[Task] Your task is to transcribe all the entries exactly, excluding pictures.

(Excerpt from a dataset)
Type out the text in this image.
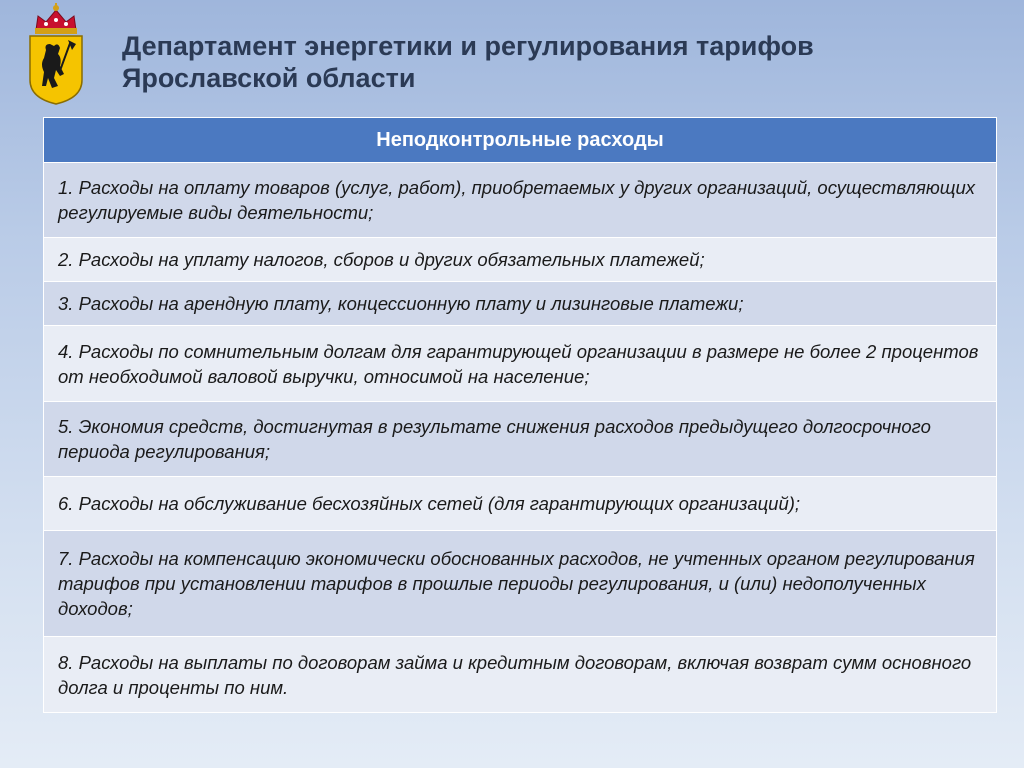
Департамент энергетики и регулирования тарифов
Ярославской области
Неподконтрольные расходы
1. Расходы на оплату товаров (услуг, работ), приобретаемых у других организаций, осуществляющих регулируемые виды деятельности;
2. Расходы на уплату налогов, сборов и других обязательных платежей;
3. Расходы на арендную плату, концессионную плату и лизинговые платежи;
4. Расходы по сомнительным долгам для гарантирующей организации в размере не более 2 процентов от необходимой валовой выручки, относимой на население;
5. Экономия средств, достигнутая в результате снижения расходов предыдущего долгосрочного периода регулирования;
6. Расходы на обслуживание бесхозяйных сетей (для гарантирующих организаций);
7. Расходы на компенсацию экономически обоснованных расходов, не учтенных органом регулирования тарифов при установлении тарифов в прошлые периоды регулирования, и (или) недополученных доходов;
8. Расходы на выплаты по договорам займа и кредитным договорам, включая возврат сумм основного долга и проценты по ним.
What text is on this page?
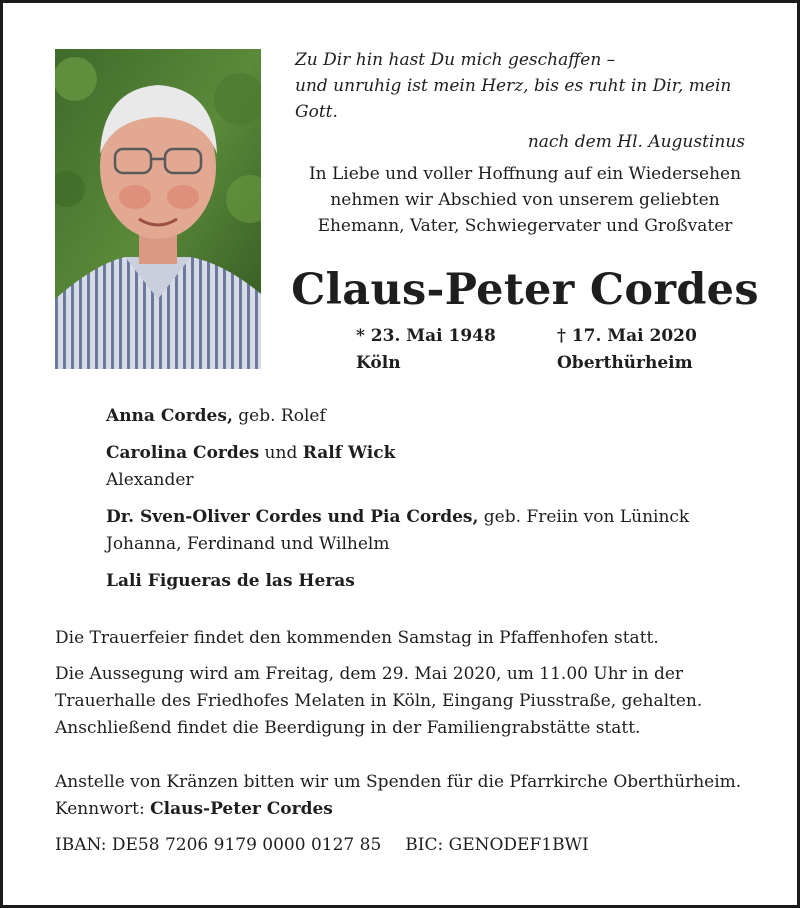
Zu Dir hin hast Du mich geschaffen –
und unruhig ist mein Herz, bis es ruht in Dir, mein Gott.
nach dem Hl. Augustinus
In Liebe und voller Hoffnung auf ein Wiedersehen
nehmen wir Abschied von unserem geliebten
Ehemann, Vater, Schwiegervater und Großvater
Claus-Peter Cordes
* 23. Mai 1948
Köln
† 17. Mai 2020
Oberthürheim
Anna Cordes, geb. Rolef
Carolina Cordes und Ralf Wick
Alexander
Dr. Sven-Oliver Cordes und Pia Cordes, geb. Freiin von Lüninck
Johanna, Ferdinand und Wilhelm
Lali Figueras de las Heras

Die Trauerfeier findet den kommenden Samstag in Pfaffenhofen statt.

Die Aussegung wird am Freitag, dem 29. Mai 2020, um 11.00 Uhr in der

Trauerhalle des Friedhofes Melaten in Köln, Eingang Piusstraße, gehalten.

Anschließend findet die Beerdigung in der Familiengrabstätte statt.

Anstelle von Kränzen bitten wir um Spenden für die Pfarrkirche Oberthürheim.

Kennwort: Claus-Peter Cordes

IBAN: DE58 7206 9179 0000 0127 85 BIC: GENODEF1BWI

[Solution below]
Type out the text in this image.
Департамент энергетики и регулирования тарифов
Ярославской области
Неподконтрольные расходы
1. Расходы на оплату товаров (услуг, работ), приобретаемых у других организаций, осуществляющих регулируемые виды деятельности;
2. Расходы на уплату налогов, сборов и других обязательных платежей;
3. Расходы на арендную плату, концессионную плату и лизинговые платежи;
4. Расходы по сомнительным долгам для гарантирующей организации в размере не более 2 процентов от необходимой валовой выручки, относимой на население;
5. Экономия средств, достигнутая в результате снижения расходов предыдущего долгосрочного периода регулирования;
6. Расходы на обслуживание бесхозяйных сетей (для гарантирующих организаций);
7. Расходы на компенсацию экономически обоснованных расходов, не учтенных органом регулирования тарифов при установлении тарифов в прошлые периоды регулирования, и (или) недополученных доходов;
8. Расходы на выплаты по договорам займа и кредитным договорам, включая возврат сумм основного долга и проценты по ним.
What text is on this page?
Zu Dir hin hast Du mich geschaffen –
und unruhig ist mein Herz, bis es ruht in Dir, mein Gott.
nach dem Hl. Augustinus
In Liebe und voller Hoffnung auf ein Wiedersehen
nehmen wir Abschied von unserem geliebten
Ehemann, Vater, Schwiegervater und Großvater
Claus-Peter Cordes
* 23. Mai 1948
Köln
† 17. Mai 2020
Oberthürheim
Anna Cordes, geb. Rolef
Carolina Cordes und Ralf Wick
Alexander
Dr. Sven-Oliver Cordes und Pia Cordes, geb. Freiin von Lüninck
Johanna, Ferdinand und Wilhelm
Lali Figueras de las Heras

Die Trauerfeier findet den kommenden Samstag in Pfaffenhofen statt.

Die Aussegung wird am Freitag, dem 29. Mai 2020, um 11.00 Uhr in der

Trauerhalle des Friedhofes Melaten in Köln, Eingang Piusstraße, gehalten.

Anschließend findet die Beerdigung in der Familiengrabstätte statt.

Anstelle von Kränzen bitten wir um Spenden für die Pfarrkirche Oberthürheim.

Kennwort: Claus-Peter Cordes

IBAN: DE58 7206 9179 0000 0127 85 BIC: GENODEF1BWI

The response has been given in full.